● The exercise
Look through the listing for the word "Kota". Copy each line that has it.

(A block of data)
┏━━
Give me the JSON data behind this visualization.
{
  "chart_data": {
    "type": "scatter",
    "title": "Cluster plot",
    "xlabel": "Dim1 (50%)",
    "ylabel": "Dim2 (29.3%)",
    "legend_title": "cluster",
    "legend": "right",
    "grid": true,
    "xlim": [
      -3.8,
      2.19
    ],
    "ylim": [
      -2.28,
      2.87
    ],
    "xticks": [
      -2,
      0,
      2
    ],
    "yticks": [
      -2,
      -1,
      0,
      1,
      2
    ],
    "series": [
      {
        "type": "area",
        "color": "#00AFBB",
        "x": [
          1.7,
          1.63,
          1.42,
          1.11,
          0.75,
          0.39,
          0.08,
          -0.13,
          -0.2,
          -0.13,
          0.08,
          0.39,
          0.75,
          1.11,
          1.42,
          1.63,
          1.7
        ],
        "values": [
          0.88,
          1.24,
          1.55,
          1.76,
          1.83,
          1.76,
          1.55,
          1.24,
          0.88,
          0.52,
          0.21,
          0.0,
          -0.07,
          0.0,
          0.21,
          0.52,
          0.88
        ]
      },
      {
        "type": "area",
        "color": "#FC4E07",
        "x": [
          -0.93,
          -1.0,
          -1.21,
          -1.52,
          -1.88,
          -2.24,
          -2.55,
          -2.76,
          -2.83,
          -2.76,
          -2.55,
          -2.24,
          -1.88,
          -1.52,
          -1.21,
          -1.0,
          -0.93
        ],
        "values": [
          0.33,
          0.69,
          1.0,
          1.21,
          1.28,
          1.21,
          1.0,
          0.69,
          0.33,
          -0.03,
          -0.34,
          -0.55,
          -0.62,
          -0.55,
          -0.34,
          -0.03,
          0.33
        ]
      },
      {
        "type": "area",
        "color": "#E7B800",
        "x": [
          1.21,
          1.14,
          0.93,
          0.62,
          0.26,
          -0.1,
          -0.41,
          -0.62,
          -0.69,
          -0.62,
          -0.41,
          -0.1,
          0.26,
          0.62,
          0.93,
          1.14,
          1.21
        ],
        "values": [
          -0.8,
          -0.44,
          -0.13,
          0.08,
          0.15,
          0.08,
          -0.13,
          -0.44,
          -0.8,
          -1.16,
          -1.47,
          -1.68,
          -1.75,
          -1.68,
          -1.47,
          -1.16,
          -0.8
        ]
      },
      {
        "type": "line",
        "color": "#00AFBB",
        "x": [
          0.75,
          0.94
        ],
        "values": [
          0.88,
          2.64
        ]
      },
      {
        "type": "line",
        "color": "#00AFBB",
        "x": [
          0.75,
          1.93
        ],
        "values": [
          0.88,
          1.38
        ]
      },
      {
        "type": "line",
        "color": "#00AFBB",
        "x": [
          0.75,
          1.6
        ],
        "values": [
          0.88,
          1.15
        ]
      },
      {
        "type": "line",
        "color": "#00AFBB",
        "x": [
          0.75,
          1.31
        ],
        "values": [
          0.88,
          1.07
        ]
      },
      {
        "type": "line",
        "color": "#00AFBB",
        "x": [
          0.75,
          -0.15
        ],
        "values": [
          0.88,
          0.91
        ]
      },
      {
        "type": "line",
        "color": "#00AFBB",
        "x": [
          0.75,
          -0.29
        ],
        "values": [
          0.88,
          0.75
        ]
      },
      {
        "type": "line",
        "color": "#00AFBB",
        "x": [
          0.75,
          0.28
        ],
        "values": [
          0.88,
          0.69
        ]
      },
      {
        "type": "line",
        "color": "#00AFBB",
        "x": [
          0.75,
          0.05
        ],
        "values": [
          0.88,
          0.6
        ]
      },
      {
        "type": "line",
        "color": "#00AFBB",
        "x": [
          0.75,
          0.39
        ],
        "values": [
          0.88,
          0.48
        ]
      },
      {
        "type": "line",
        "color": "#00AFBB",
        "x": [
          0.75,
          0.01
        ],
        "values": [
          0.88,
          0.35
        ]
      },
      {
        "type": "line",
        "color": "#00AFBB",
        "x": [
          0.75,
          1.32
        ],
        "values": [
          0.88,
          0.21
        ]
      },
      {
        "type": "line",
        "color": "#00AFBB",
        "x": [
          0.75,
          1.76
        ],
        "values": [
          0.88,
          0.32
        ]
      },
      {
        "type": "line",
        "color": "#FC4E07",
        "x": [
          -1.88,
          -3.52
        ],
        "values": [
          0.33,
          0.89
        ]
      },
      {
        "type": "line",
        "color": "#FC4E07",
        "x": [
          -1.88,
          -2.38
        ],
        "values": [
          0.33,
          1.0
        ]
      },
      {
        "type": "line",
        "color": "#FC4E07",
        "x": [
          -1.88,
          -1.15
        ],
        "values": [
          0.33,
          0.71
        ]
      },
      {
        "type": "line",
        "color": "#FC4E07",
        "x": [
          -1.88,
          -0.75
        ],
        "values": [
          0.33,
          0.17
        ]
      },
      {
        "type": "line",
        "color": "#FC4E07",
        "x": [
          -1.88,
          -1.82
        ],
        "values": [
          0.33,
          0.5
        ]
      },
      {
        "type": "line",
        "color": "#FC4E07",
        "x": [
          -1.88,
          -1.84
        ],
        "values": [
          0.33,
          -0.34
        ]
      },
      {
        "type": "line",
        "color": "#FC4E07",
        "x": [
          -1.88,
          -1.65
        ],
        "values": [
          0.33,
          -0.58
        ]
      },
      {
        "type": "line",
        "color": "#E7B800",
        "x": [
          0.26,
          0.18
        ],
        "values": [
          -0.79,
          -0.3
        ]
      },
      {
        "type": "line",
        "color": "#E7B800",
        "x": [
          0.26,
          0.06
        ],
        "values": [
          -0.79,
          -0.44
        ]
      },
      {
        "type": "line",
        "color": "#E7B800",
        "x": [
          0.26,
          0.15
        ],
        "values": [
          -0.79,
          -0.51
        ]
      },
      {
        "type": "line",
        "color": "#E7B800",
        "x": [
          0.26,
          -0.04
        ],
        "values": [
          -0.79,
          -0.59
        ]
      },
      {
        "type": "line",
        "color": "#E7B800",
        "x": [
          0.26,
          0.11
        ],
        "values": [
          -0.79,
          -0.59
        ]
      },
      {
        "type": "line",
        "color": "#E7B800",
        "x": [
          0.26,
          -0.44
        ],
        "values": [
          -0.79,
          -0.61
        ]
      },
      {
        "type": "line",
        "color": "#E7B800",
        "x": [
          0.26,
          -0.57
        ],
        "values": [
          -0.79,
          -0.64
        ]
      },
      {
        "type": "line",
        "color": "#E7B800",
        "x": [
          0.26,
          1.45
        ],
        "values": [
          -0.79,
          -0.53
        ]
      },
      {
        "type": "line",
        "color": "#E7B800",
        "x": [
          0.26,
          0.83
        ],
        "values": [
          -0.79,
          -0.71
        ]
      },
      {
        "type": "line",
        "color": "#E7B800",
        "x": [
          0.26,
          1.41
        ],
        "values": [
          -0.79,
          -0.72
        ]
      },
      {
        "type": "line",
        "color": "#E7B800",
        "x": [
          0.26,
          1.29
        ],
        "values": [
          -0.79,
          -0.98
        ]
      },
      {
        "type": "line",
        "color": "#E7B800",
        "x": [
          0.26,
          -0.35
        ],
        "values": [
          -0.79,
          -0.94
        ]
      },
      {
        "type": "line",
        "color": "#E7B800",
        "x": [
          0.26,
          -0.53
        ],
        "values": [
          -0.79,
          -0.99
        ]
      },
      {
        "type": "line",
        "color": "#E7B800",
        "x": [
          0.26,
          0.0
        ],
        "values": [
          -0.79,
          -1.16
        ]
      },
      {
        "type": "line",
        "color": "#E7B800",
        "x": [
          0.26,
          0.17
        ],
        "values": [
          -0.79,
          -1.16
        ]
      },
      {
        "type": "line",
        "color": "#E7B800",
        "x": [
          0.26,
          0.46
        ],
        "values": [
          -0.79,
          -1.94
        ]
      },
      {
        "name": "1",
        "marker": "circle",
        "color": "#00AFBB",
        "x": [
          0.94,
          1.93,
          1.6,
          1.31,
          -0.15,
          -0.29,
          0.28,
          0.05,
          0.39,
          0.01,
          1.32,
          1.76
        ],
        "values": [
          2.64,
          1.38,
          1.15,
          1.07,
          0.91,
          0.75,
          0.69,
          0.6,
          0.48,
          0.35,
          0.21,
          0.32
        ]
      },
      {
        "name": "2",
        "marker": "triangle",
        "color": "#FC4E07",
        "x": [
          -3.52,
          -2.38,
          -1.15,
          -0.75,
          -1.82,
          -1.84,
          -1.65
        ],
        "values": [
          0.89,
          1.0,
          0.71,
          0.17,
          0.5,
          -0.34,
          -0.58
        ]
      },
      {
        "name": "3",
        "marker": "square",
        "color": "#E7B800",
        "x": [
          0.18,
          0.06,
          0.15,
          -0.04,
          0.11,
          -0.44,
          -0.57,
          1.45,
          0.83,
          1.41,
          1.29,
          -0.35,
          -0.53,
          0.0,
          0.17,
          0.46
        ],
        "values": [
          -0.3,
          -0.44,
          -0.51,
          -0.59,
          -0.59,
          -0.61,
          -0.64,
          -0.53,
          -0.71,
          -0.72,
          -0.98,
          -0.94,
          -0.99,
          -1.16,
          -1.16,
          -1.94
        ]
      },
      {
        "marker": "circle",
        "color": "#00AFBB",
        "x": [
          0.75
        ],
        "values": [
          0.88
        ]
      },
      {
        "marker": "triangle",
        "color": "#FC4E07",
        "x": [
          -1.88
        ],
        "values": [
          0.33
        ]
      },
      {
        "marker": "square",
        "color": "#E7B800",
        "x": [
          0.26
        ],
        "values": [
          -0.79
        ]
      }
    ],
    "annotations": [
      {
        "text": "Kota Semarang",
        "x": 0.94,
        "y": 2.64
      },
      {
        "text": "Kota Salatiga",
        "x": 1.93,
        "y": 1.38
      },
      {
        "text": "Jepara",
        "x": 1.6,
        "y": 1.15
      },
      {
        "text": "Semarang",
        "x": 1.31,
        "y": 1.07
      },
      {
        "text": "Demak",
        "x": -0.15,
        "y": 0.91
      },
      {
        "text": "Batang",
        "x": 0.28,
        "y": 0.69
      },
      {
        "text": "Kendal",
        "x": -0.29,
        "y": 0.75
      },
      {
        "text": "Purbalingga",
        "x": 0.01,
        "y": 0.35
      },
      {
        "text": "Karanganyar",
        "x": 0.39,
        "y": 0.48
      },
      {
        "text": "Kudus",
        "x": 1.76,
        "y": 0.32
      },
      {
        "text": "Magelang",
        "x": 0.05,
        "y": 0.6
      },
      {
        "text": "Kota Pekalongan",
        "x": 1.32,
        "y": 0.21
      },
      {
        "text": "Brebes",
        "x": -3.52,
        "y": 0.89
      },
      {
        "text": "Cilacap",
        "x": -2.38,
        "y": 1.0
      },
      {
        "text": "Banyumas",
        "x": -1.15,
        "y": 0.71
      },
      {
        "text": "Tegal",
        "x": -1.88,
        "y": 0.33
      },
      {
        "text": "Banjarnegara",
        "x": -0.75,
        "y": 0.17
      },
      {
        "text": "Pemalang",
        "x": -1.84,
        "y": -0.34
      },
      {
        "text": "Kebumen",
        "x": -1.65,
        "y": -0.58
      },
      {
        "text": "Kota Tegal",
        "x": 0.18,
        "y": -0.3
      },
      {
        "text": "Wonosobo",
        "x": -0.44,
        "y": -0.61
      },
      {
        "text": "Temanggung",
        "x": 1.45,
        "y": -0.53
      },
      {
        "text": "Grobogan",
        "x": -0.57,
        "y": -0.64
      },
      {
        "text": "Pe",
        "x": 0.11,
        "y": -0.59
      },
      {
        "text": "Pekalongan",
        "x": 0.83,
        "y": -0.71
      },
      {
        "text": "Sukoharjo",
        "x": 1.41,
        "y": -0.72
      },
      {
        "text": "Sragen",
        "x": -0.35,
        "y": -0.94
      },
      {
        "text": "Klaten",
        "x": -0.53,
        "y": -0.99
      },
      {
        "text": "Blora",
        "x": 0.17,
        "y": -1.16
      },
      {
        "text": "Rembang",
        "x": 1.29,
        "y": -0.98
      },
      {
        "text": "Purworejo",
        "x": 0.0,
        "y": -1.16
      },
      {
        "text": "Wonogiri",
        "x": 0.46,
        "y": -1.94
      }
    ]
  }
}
┗━━
● Exercise output
        "text": "Kota Semarang",
        "text": "Kota Salatiga",
        "text": "Kota Pekalongan",
        "text": "Kota Tegal",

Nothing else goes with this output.